• [SHORT PROBLEM]: Copy out all the lines exactly. Omit pictures.

[Data excerpts]
○ ○ ○ ○

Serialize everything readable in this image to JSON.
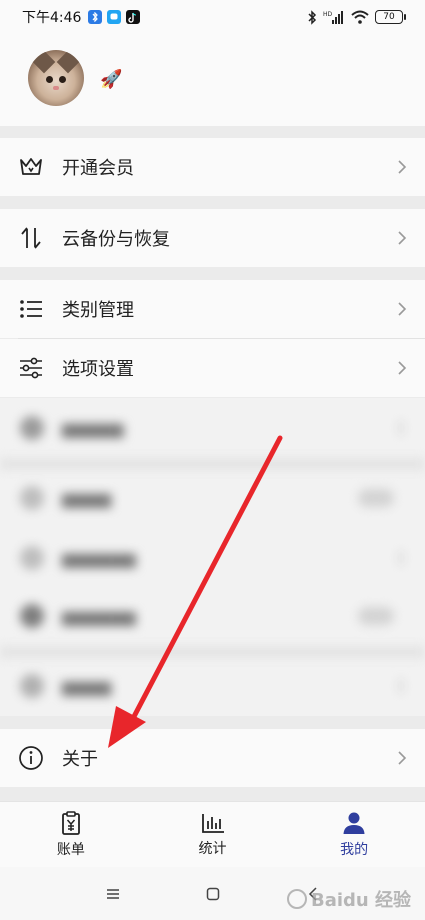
{
  "status_bar": {
    "time": "下午4:46",
    "signal_label": "HD",
    "battery": "70"
  },
  "menu": {
    "vip": "开通会员",
    "backup": "云备份与恢复",
    "category": "类别管理",
    "options": "选项设置",
    "about": "关于"
  },
  "tabs": {
    "bill": "账单",
    "stats": "统计",
    "mine": "我的"
  },
  "colors": {
    "accent": "#2f3e9e",
    "annotation_arrow": "#e8262b"
  },
  "watermark": "Baidu 经验"
}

○ ○ ○ ○

• [TASK RESPONSE]:
Serialize everything readable in this image to JSON.
{
  "status_bar": {
    "time": "下午4:46",
    "signal_label": "HD",
    "battery": "70"
  },
  "menu": {
    "vip": "开通会员",
    "backup": "云备份与恢复",
    "category": "类别管理",
    "options": "选项设置",
    "about": "关于"
  },
  "tabs": {
    "bill": "账单",
    "stats": "统计",
    "mine": "我的"
  },
  "colors": {
    "accent": "#2f3e9e",
    "annotation_arrow": "#e8262b"
  },
  "watermark": "Baidu 经验"
}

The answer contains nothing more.